▶ [EXERCISE GOAL]: Output every entry exactly as written, but omit the pictures.

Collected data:
.....
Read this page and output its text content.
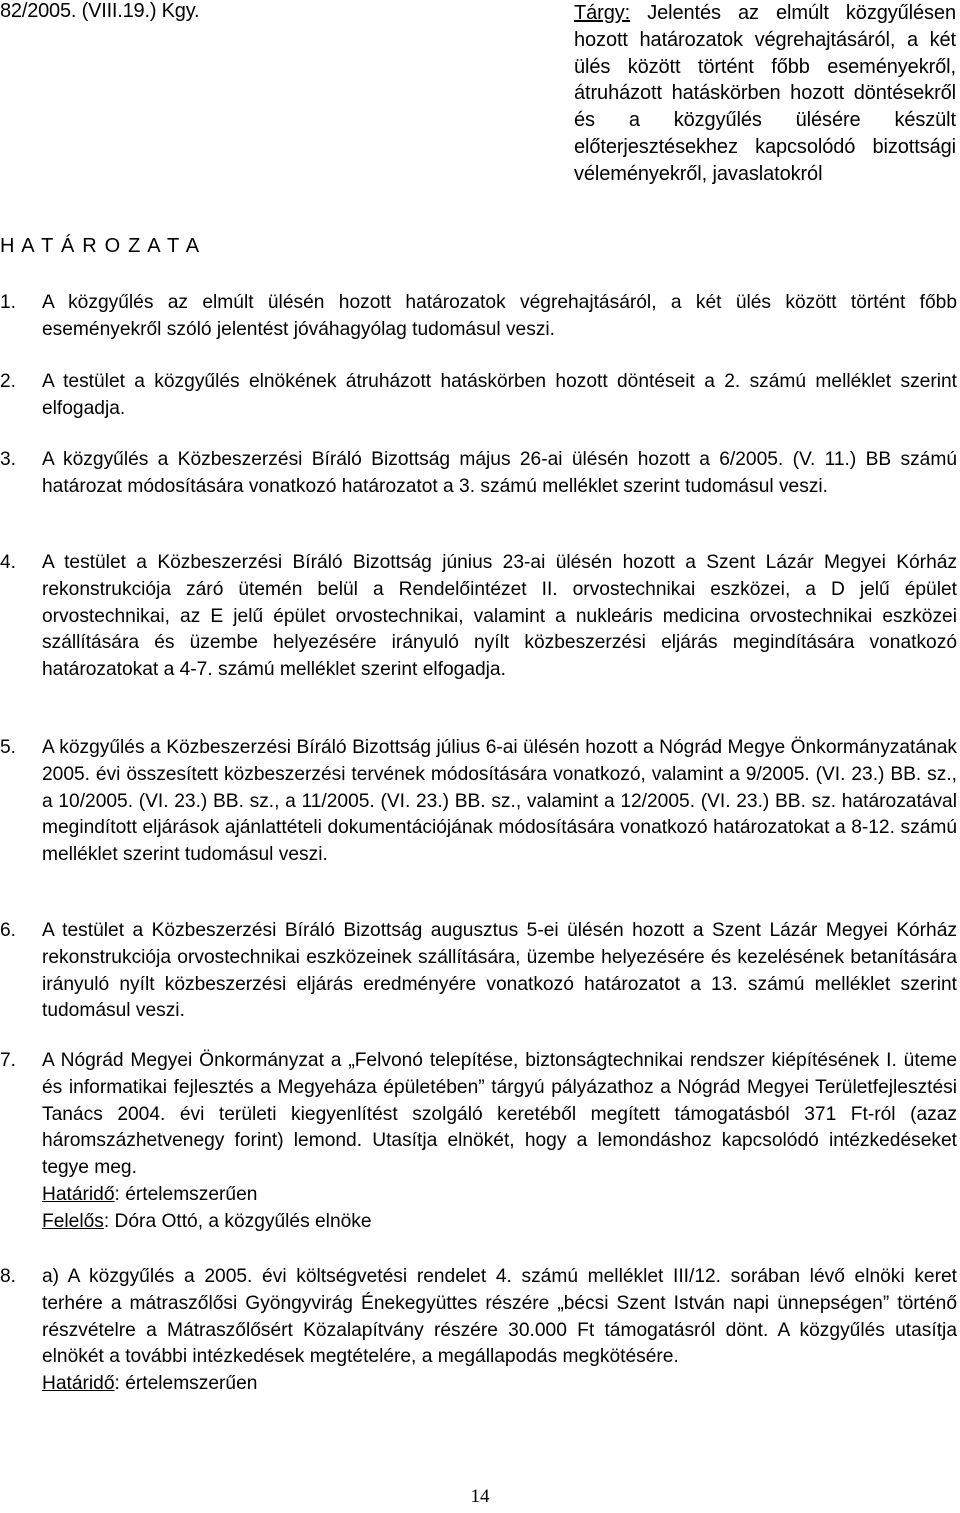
82/2005. (VIII.19.) Kgy.	Tárgy: Jelentés az elmúlt közgyűlésen hozott határozatok végrehajtásáról, a két ülés között történt főbb eseményekről, átruházott hatáskörben hozott döntésekről és a közgyűlés ülésére készült előterjesztésekhez kapcsolódó bizottsági véleményekről, javaslatokról
H A T Á R O Z A T A
1.	A közgyűlés az elmúlt ülésén hozott határozatok végrehajtásáról, a két ülés között történt főbb eseményekről szóló jelentést jóváhagyólag tudomásul veszi.
2.	A testület a közgyűlés elnökének átruházott hatáskörben hozott döntéseit a 2. számú melléklet szerint elfogadja.
3.	A közgyűlés a Közbeszerzési Bíráló Bizottság május 26-ai ülésén hozott a 6/2005. (V. 11.) BB számú határozat módosítására vonatkozó határozatot a 3. számú melléklet szerint tudomásul veszi.
4.	A testület a Közbeszerzési Bíráló Bizottság június 23-ai ülésén hozott a Szent Lázár Megyei Kórház rekonstrukciója záró ütemén belül a Rendelőintézet II. orvostechnikai eszközei, a D jelű épület orvostechnikai, az E jelű épület orvostechnikai, valamint a nukleáris medicina orvostechnikai eszközei szállítására és üzembe helyezésére irányuló nyílt közbeszerzési eljárás megindítására vonatkozó határozatokat a 4-7. számú melléklet szerint elfogadja.
5.	A közgyűlés a Közbeszerzési Bíráló Bizottság július 6-ai ülésén hozott a Nógrád Megye Önkormányzatának 2005. évi összesített közbeszerzési tervének módosítására vonatkozó, valamint a 9/2005. (VI. 23.) BB. sz., a 10/2005. (VI. 23.) BB. sz., a 11/2005. (VI. 23.) BB. sz., valamint a 12/2005. (VI. 23.) BB. sz. határozatával megindított eljárások ajánlattételi dokumentációjának módosítására vonatkozó határozatokat a 8-12. számú melléklet szerint tudomásul veszi.
6.	A testület a Közbeszerzési Bíráló Bizottság augusztus 5-ei ülésén hozott a Szent Lázár Megyei Kórház rekonstrukciója orvostechnikai eszközeinek szállítására, üzembe helyezésére és kezelésének betanítására irányuló nyílt közbeszerzési eljárás eredményére vonatkozó határozatot a 13. számú melléklet szerint tudomásul veszi.
7.	A Nógrád Megyei Önkormányzat a „Felvonó telepítése, biztonságtechnikai rendszer kiépítésének I. üteme és informatikai fejlesztés a Megyeháza épületében” tárgyú pályázathoz a Nógrád Megyei Területfejlesztési Tanács 2004. évi területi kiegyenlítést szolgáló keretéből megített támogatásból 371 Ft-ról (azaz háromszázhetvenegy forint) lemond. Utasítja elnökét, hogy a lemondáshoz kapcsolódó intézkedéseket tegye meg.
Határidő: értelemszerűen
Felelős: Dóra Ottó, a közgyűlés elnöke
8.	a) A közgyűlés a 2005. évi költségvetési rendelet 4. számú melléklet III/12. sorában lévő elnöki keret terhére a mátraszőlősi Gyöngyvirág Énekegyüttes részére „bécsi Szent István napi ünnepségen” történő részvételre a Mátraszőlősért Közalapítvány részére 30.000 Ft támogatásról dönt. A közgyűlés utasítja elnökét a további intézkedések megtételére, a megállapodás megkötésére.
Határidő: értelemszerűen
14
.....
▶ [EXERCISE OUTPUT]:
Read this page and output its text content.
82/2005. (VIII.19.) Kgy.	Tárgy: Jelentés az elmúlt közgyűlésen hozott határozatok végrehajtásáról, a két ülés között történt főbb eseményekről, átruházott hatáskörben hozott döntésekről és a közgyűlés ülésére készült előterjesztésekhez kapcsolódó bizottsági véleményekről, javaslatokról
H A T Á R O Z A T A
1.	A közgyűlés az elmúlt ülésén hozott határozatok végrehajtásáról, a két ülés között történt főbb eseményekről szóló jelentést jóváhagyólag tudomásul veszi.
2.	A testület a közgyűlés elnökének átruházott hatáskörben hozott döntéseit a 2. számú melléklet szerint elfogadja.
3.	A közgyűlés a Közbeszerzési Bíráló Bizottság május 26-ai ülésén hozott a 6/2005. (V. 11.) BB számú határozat módosítására vonatkozó határozatot a 3. számú melléklet szerint tudomásul veszi.
4.	A testület a Közbeszerzési Bíráló Bizottság június 23-ai ülésén hozott a Szent Lázár Megyei Kórház rekonstrukciója záró ütemén belül a Rendelőintézet II. orvostechnikai eszközei, a D jelű épület orvostechnikai, az E jelű épület orvostechnikai, valamint a nukleáris medicina orvostechnikai eszközei szállítására és üzembe helyezésére irányuló nyílt közbeszerzési eljárás megindítására vonatkozó határozatokat a 4-7. számú melléklet szerint elfogadja.
5.	A közgyűlés a Közbeszerzési Bíráló Bizottság július 6-ai ülésén hozott a Nógrád Megye Önkormányzatának 2005. évi összesített közbeszerzési tervének módosítására vonatkozó, valamint a 9/2005. (VI. 23.) BB. sz., a 10/2005. (VI. 23.) BB. sz., a 11/2005. (VI. 23.) BB. sz., valamint a 12/2005. (VI. 23.) BB. sz. határozatával megindított eljárások ajánlattételi dokumentációjának módosítására vonatkozó határozatokat a 8-12. számú melléklet szerint tudomásul veszi.
6.	A testület a Közbeszerzési Bíráló Bizottság augusztus 5-ei ülésén hozott a Szent Lázár Megyei Kórház rekonstrukciója orvostechnikai eszközeinek szállítására, üzembe helyezésére és kezelésének betanítására irányuló nyílt közbeszerzési eljárás eredményére vonatkozó határozatot a 13. számú melléklet szerint tudomásul veszi.
7.	A Nógrád Megyei Önkormányzat a „Felvonó telepítése, biztonságtechnikai rendszer kiépítésének I. üteme és informatikai fejlesztés a Megyeháza épületében” tárgyú pályázathoz a Nógrád Megyei Területfejlesztési Tanács 2004. évi területi kiegyenlítést szolgáló keretéből megített támogatásból 371 Ft-ról (azaz háromszázhetvenegy forint) lemond. Utasítja elnökét, hogy a lemondáshoz kapcsolódó intézkedéseket tegye meg.
Határidő: értelemszerűen
Felelős: Dóra Ottó, a közgyűlés elnöke
8.	a) A közgyűlés a 2005. évi költségvetési rendelet 4. számú melléklet III/12. sorában lévő elnöki keret terhére a mátraszőlősi Gyöngyvirág Énekegyüttes részére „bécsi Szent István napi ünnepségen” történő részvételre a Mátraszőlősért Közalapítvány részére 30.000 Ft támogatásról dönt. A közgyűlés utasítja elnökét a további intézkedések megtételére, a megállapodás megkötésére.
Határidő: értelemszerűen
14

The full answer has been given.